- [Extracted entries]:
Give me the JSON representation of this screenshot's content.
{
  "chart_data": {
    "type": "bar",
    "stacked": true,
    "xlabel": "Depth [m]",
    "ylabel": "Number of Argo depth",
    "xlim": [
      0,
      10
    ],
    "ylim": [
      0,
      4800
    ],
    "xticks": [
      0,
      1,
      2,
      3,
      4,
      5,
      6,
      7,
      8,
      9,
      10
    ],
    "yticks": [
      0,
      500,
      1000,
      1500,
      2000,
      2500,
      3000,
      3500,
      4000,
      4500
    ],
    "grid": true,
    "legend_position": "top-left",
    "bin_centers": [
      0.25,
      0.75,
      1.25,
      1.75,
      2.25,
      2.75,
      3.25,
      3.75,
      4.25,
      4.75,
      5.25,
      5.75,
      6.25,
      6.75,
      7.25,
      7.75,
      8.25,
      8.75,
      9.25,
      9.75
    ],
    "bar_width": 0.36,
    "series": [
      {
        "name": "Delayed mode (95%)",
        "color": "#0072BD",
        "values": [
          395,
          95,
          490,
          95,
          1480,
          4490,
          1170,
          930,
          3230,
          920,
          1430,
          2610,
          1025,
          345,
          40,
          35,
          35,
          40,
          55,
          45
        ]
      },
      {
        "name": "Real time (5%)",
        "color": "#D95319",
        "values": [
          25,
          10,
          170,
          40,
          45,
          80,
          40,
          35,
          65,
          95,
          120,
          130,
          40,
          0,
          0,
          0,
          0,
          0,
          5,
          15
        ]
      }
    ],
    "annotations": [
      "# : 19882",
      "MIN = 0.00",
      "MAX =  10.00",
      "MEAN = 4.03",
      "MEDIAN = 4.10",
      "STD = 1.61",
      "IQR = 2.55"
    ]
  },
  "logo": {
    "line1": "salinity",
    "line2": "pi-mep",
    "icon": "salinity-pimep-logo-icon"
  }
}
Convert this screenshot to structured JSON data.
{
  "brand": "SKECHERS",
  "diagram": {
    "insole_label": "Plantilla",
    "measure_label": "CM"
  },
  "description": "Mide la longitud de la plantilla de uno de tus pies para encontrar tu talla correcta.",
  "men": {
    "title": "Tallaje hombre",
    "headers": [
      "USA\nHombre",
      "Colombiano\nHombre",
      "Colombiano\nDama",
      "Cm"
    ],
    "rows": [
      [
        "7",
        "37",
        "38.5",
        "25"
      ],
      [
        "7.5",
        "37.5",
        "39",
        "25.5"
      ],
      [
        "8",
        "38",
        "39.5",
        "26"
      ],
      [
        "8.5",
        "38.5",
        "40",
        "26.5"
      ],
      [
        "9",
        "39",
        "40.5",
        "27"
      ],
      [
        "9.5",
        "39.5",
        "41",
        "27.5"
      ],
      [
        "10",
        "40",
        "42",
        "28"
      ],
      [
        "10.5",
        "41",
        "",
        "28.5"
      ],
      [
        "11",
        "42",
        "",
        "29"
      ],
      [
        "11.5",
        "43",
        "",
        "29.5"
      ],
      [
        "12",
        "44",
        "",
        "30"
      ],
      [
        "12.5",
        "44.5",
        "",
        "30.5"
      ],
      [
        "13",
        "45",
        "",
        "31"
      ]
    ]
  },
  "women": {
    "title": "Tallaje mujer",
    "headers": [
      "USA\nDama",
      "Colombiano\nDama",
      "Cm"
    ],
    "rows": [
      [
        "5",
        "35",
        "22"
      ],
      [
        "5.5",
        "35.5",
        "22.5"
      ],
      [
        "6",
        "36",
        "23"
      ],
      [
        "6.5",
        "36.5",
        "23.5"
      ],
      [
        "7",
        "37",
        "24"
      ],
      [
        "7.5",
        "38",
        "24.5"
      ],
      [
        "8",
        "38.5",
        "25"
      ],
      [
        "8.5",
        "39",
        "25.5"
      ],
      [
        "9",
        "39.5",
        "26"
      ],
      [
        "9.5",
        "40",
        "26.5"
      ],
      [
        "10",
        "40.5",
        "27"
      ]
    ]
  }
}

- [Directions]:
Reproduce the entries above in full, verbatim.

- [Solution for this problem]:
Give me the JSON representation of this screenshot's content.
{
  "chart_data": {
    "type": "bar",
    "stacked": true,
    "xlabel": "Depth [m]",
    "ylabel": "Number of Argo depth",
    "xlim": [
      0,
      10
    ],
    "ylim": [
      0,
      4800
    ],
    "xticks": [
      0,
      1,
      2,
      3,
      4,
      5,
      6,
      7,
      8,
      9,
      10
    ],
    "yticks": [
      0,
      500,
      1000,
      1500,
      2000,
      2500,
      3000,
      3500,
      4000,
      4500
    ],
    "grid": true,
    "legend_position": "top-left",
    "bin_centers": [
      0.25,
      0.75,
      1.25,
      1.75,
      2.25,
      2.75,
      3.25,
      3.75,
      4.25,
      4.75,
      5.25,
      5.75,
      6.25,
      6.75,
      7.25,
      7.75,
      8.25,
      8.75,
      9.25,
      9.75
    ],
    "bar_width": 0.36,
    "series": [
      {
        "name": "Delayed mode (95%)",
        "color": "#0072BD",
        "values": [
          395,
          95,
          490,
          95,
          1480,
          4490,
          1170,
          930,
          3230,
          920,
          1430,
          2610,
          1025,
          345,
          40,
          35,
          35,
          40,
          55,
          45
        ]
      },
      {
        "name": "Real time (5%)",
        "color": "#D95319",
        "values": [
          25,
          10,
          170,
          40,
          45,
          80,
          40,
          35,
          65,
          95,
          120,
          130,
          40,
          0,
          0,
          0,
          0,
          0,
          5,
          15
        ]
      }
    ],
    "annotations": [
      "# : 19882",
      "MIN = 0.00",
      "MAX =  10.00",
      "MEAN = 4.03",
      "MEDIAN = 4.10",
      "STD = 1.61",
      "IQR = 2.55"
    ]
  },
  "logo": {
    "line1": "salinity",
    "line2": "pi-mep",
    "icon": "salinity-pimep-logo-icon"
  }
}
Convert this screenshot to structured JSON data.
{
  "brand": "SKECHERS",
  "diagram": {
    "insole_label": "Plantilla",
    "measure_label": "CM"
  },
  "description": "Mide la longitud de la plantilla de uno de tus pies para encontrar tu talla correcta.",
  "men": {
    "title": "Tallaje hombre",
    "headers": [
      "USA\nHombre",
      "Colombiano\nHombre",
      "Colombiano\nDama",
      "Cm"
    ],
    "rows": [
      [
        "7",
        "37",
        "38.5",
        "25"
      ],
      [
        "7.5",
        "37.5",
        "39",
        "25.5"
      ],
      [
        "8",
        "38",
        "39.5",
        "26"
      ],
      [
        "8.5",
        "38.5",
        "40",
        "26.5"
      ],
      [
        "9",
        "39",
        "40.5",
        "27"
      ],
      [
        "9.5",
        "39.5",
        "41",
        "27.5"
      ],
      [
        "10",
        "40",
        "42",
        "28"
      ],
      [
        "10.5",
        "41",
        "",
        "28.5"
      ],
      [
        "11",
        "42",
        "",
        "29"
      ],
      [
        "11.5",
        "43",
        "",
        "29.5"
      ],
      [
        "12",
        "44",
        "",
        "30"
      ],
      [
        "12.5",
        "44.5",
        "",
        "30.5"
      ],
      [
        "13",
        "45",
        "",
        "31"
      ]
    ]
  },
  "women": {
    "title": "Tallaje mujer",
    "headers": [
      "USA\nDama",
      "Colombiano\nDama",
      "Cm"
    ],
    "rows": [
      [
        "5",
        "35",
        "22"
      ],
      [
        "5.5",
        "35.5",
        "22.5"
      ],
      [
        "6",
        "36",
        "23"
      ],
      [
        "6.5",
        "36.5",
        "23.5"
      ],
      [
        "7",
        "37",
        "24"
      ],
      [
        "7.5",
        "38",
        "24.5"
      ],
      [
        "8",
        "38.5",
        "25"
      ],
      [
        "8.5",
        "39",
        "25.5"
      ],
      [
        "9",
        "39.5",
        "26"
      ],
      [
        "9.5",
        "40",
        "26.5"
      ],
      [
        "10",
        "40.5",
        "27"
      ]
    ]
  }
}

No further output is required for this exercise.